# START OF DATA FOR THIS EXERCISE
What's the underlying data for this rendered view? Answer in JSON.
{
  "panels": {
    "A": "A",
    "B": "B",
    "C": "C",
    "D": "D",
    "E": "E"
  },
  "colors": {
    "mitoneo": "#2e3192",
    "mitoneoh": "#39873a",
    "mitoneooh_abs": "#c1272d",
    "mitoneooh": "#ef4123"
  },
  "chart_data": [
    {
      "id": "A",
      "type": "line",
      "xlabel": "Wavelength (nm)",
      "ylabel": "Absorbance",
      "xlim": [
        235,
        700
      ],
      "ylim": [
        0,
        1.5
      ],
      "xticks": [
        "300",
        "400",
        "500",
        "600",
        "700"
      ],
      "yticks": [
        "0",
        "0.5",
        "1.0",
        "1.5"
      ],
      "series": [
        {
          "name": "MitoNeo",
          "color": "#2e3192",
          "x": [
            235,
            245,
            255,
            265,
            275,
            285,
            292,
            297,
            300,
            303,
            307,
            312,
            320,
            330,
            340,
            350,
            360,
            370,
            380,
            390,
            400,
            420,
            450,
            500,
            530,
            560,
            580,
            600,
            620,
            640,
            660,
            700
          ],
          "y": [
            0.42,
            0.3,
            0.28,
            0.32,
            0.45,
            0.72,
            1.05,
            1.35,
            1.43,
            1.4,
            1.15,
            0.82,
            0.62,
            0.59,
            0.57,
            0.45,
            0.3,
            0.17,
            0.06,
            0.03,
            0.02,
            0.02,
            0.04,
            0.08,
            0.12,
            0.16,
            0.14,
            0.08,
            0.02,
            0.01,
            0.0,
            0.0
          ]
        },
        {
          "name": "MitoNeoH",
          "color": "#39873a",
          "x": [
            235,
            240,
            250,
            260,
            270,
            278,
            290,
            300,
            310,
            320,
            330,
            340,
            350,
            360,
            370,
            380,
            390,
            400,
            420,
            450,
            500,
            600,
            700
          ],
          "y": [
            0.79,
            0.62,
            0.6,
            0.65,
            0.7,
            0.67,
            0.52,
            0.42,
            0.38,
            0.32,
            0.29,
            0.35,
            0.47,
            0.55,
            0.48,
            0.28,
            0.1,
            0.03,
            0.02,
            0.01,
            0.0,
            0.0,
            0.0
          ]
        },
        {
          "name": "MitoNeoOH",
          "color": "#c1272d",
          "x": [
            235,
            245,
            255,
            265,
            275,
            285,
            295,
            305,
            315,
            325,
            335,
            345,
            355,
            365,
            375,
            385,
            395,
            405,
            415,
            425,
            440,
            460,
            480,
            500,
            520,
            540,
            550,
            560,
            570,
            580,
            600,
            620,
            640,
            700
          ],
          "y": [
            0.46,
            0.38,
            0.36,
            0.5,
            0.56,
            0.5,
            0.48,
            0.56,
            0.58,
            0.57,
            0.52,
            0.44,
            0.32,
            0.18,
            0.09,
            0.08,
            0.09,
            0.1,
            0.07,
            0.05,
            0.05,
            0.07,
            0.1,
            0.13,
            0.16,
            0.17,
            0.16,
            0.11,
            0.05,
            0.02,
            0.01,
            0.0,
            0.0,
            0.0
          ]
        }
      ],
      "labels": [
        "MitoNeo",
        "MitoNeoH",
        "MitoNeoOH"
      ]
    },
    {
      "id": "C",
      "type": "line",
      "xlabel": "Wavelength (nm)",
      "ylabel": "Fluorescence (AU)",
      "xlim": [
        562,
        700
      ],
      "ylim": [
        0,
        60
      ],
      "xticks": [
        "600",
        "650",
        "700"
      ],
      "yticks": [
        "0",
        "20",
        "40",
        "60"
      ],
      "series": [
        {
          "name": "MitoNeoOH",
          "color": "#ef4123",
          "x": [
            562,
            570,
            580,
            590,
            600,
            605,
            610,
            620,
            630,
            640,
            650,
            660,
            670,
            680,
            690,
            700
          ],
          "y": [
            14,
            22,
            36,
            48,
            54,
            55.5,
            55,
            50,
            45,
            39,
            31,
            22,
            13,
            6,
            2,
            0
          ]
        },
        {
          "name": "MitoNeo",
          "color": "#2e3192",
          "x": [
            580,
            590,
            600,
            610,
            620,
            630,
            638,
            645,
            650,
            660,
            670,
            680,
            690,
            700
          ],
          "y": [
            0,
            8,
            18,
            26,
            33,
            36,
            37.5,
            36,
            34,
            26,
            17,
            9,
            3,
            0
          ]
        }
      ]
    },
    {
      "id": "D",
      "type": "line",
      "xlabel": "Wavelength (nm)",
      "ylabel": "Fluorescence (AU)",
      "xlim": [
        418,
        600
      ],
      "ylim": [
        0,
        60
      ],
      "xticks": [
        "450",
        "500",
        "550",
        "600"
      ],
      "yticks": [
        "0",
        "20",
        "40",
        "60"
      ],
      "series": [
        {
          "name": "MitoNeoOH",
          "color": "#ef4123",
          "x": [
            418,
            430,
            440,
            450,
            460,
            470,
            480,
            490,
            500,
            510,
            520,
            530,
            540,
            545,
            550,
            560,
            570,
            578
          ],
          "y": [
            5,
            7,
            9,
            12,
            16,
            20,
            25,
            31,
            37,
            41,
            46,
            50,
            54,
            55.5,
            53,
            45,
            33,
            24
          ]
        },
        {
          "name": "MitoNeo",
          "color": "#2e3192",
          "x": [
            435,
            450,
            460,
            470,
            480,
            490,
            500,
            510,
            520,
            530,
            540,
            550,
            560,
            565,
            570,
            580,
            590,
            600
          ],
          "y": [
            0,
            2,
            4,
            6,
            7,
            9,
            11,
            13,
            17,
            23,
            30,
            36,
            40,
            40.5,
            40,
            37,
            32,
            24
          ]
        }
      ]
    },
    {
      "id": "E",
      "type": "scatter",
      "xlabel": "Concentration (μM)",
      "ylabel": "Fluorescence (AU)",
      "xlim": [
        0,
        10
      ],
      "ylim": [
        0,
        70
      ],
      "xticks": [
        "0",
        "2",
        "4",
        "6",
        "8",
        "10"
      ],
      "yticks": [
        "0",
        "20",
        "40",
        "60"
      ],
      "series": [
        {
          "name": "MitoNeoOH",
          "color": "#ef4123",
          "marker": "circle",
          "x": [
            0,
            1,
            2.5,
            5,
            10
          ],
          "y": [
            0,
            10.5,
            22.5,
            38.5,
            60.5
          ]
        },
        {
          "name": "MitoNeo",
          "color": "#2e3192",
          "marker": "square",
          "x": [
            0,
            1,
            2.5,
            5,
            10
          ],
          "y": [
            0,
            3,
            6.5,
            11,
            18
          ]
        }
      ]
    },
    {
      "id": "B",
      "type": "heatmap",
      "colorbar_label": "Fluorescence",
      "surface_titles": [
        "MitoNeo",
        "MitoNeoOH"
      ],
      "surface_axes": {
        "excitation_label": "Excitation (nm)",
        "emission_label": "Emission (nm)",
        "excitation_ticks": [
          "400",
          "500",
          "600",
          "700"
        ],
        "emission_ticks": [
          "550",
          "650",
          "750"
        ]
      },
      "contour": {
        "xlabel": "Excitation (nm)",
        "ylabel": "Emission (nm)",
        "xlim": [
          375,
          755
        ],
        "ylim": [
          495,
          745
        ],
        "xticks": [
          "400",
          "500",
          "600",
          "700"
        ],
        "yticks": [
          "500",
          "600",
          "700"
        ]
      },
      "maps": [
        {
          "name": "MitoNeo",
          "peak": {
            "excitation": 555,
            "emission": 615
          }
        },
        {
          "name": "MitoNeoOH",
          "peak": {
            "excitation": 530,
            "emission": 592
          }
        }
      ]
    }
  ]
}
# END OF DATA FOR THIS EXERCISE
**WHAT THIS TASK INVOLVES:** Every entry above should be retyped exactly as shown.

**SOLUTION TO THIS EXERCISE:**
What's the underlying data for this rendered view? Answer in JSON.
{
  "panels": {
    "A": "A",
    "B": "B",
    "C": "C",
    "D": "D",
    "E": "E"
  },
  "colors": {
    "mitoneo": "#2e3192",
    "mitoneoh": "#39873a",
    "mitoneooh_abs": "#c1272d",
    "mitoneooh": "#ef4123"
  },
  "chart_data": [
    {
      "id": "A",
      "type": "line",
      "xlabel": "Wavelength (nm)",
      "ylabel": "Absorbance",
      "xlim": [
        235,
        700
      ],
      "ylim": [
        0,
        1.5
      ],
      "xticks": [
        "300",
        "400",
        "500",
        "600",
        "700"
      ],
      "yticks": [
        "0",
        "0.5",
        "1.0",
        "1.5"
      ],
      "series": [
        {
          "name": "MitoNeo",
          "color": "#2e3192",
          "x": [
            235,
            245,
            255,
            265,
            275,
            285,
            292,
            297,
            300,
            303,
            307,
            312,
            320,
            330,
            340,
            350,
            360,
            370,
            380,
            390,
            400,
            420,
            450,
            500,
            530,
            560,
            580,
            600,
            620,
            640,
            660,
            700
          ],
          "y": [
            0.42,
            0.3,
            0.28,
            0.32,
            0.45,
            0.72,
            1.05,
            1.35,
            1.43,
            1.4,
            1.15,
            0.82,
            0.62,
            0.59,
            0.57,
            0.45,
            0.3,
            0.17,
            0.06,
            0.03,
            0.02,
            0.02,
            0.04,
            0.08,
            0.12,
            0.16,
            0.14,
            0.08,
            0.02,
            0.01,
            0.0,
            0.0
          ]
        },
        {
          "name": "MitoNeoH",
          "color": "#39873a",
          "x": [
            235,
            240,
            250,
            260,
            270,
            278,
            290,
            300,
            310,
            320,
            330,
            340,
            350,
            360,
            370,
            380,
            390,
            400,
            420,
            450,
            500,
            600,
            700
          ],
          "y": [
            0.79,
            0.62,
            0.6,
            0.65,
            0.7,
            0.67,
            0.52,
            0.42,
            0.38,
            0.32,
            0.29,
            0.35,
            0.47,
            0.55,
            0.48,
            0.28,
            0.1,
            0.03,
            0.02,
            0.01,
            0.0,
            0.0,
            0.0
          ]
        },
        {
          "name": "MitoNeoOH",
          "color": "#c1272d",
          "x": [
            235,
            245,
            255,
            265,
            275,
            285,
            295,
            305,
            315,
            325,
            335,
            345,
            355,
            365,
            375,
            385,
            395,
            405,
            415,
            425,
            440,
            460,
            480,
            500,
            520,
            540,
            550,
            560,
            570,
            580,
            600,
            620,
            640,
            700
          ],
          "y": [
            0.46,
            0.38,
            0.36,
            0.5,
            0.56,
            0.5,
            0.48,
            0.56,
            0.58,
            0.57,
            0.52,
            0.44,
            0.32,
            0.18,
            0.09,
            0.08,
            0.09,
            0.1,
            0.07,
            0.05,
            0.05,
            0.07,
            0.1,
            0.13,
            0.16,
            0.17,
            0.16,
            0.11,
            0.05,
            0.02,
            0.01,
            0.0,
            0.0,
            0.0
          ]
        }
      ],
      "labels": [
        "MitoNeo",
        "MitoNeoH",
        "MitoNeoOH"
      ]
    },
    {
      "id": "C",
      "type": "line",
      "xlabel": "Wavelength (nm)",
      "ylabel": "Fluorescence (AU)",
      "xlim": [
        562,
        700
      ],
      "ylim": [
        0,
        60
      ],
      "xticks": [
        "600",
        "650",
        "700"
      ],
      "yticks": [
        "0",
        "20",
        "40",
        "60"
      ],
      "series": [
        {
          "name": "MitoNeoOH",
          "color": "#ef4123",
          "x": [
            562,
            570,
            580,
            590,
            600,
            605,
            610,
            620,
            630,
            640,
            650,
            660,
            670,
            680,
            690,
            700
          ],
          "y": [
            14,
            22,
            36,
            48,
            54,
            55.5,
            55,
            50,
            45,
            39,
            31,
            22,
            13,
            6,
            2,
            0
          ]
        },
        {
          "name": "MitoNeo",
          "color": "#2e3192",
          "x": [
            580,
            590,
            600,
            610,
            620,
            630,
            638,
            645,
            650,
            660,
            670,
            680,
            690,
            700
          ],
          "y": [
            0,
            8,
            18,
            26,
            33,
            36,
            37.5,
            36,
            34,
            26,
            17,
            9,
            3,
            0
          ]
        }
      ]
    },
    {
      "id": "D",
      "type": "line",
      "xlabel": "Wavelength (nm)",
      "ylabel": "Fluorescence (AU)",
      "xlim": [
        418,
        600
      ],
      "ylim": [
        0,
        60
      ],
      "xticks": [
        "450",
        "500",
        "550",
        "600"
      ],
      "yticks": [
        "0",
        "20",
        "40",
        "60"
      ],
      "series": [
        {
          "name": "MitoNeoOH",
          "color": "#ef4123",
          "x": [
            418,
            430,
            440,
            450,
            460,
            470,
            480,
            490,
            500,
            510,
            520,
            530,
            540,
            545,
            550,
            560,
            570,
            578
          ],
          "y": [
            5,
            7,
            9,
            12,
            16,
            20,
            25,
            31,
            37,
            41,
            46,
            50,
            54,
            55.5,
            53,
            45,
            33,
            24
          ]
        },
        {
          "name": "MitoNeo",
          "color": "#2e3192",
          "x": [
            435,
            450,
            460,
            470,
            480,
            490,
            500,
            510,
            520,
            530,
            540,
            550,
            560,
            565,
            570,
            580,
            590,
            600
          ],
          "y": [
            0,
            2,
            4,
            6,
            7,
            9,
            11,
            13,
            17,
            23,
            30,
            36,
            40,
            40.5,
            40,
            37,
            32,
            24
          ]
        }
      ]
    },
    {
      "id": "E",
      "type": "scatter",
      "xlabel": "Concentration (μM)",
      "ylabel": "Fluorescence (AU)",
      "xlim": [
        0,
        10
      ],
      "ylim": [
        0,
        70
      ],
      "xticks": [
        "0",
        "2",
        "4",
        "6",
        "8",
        "10"
      ],
      "yticks": [
        "0",
        "20",
        "40",
        "60"
      ],
      "series": [
        {
          "name": "MitoNeoOH",
          "color": "#ef4123",
          "marker": "circle",
          "x": [
            0,
            1,
            2.5,
            5,
            10
          ],
          "y": [
            0,
            10.5,
            22.5,
            38.5,
            60.5
          ]
        },
        {
          "name": "MitoNeo",
          "color": "#2e3192",
          "marker": "square",
          "x": [
            0,
            1,
            2.5,
            5,
            10
          ],
          "y": [
            0,
            3,
            6.5,
            11,
            18
          ]
        }
      ]
    },
    {
      "id": "B",
      "type": "heatmap",
      "colorbar_label": "Fluorescence",
      "surface_titles": [
        "MitoNeo",
        "MitoNeoOH"
      ],
      "surface_axes": {
        "excitation_label": "Excitation (nm)",
        "emission_label": "Emission (nm)",
        "excitation_ticks": [
          "400",
          "500",
          "600",
          "700"
        ],
        "emission_ticks": [
          "550",
          "650",
          "750"
        ]
      },
      "contour": {
        "xlabel": "Excitation (nm)",
        "ylabel": "Emission (nm)",
        "xlim": [
          375,
          755
        ],
        "ylim": [
          495,
          745
        ],
        "xticks": [
          "400",
          "500",
          "600",
          "700"
        ],
        "yticks": [
          "500",
          "600",
          "700"
        ]
      },
      "maps": [
        {
          "name": "MitoNeo",
          "peak": {
            "excitation": 555,
            "emission": 615
          }
        },
        {
          "name": "MitoNeoOH",
          "peak": {
            "excitation": 530,
            "emission": 592
          }
        }
      ]
    }
  ]
}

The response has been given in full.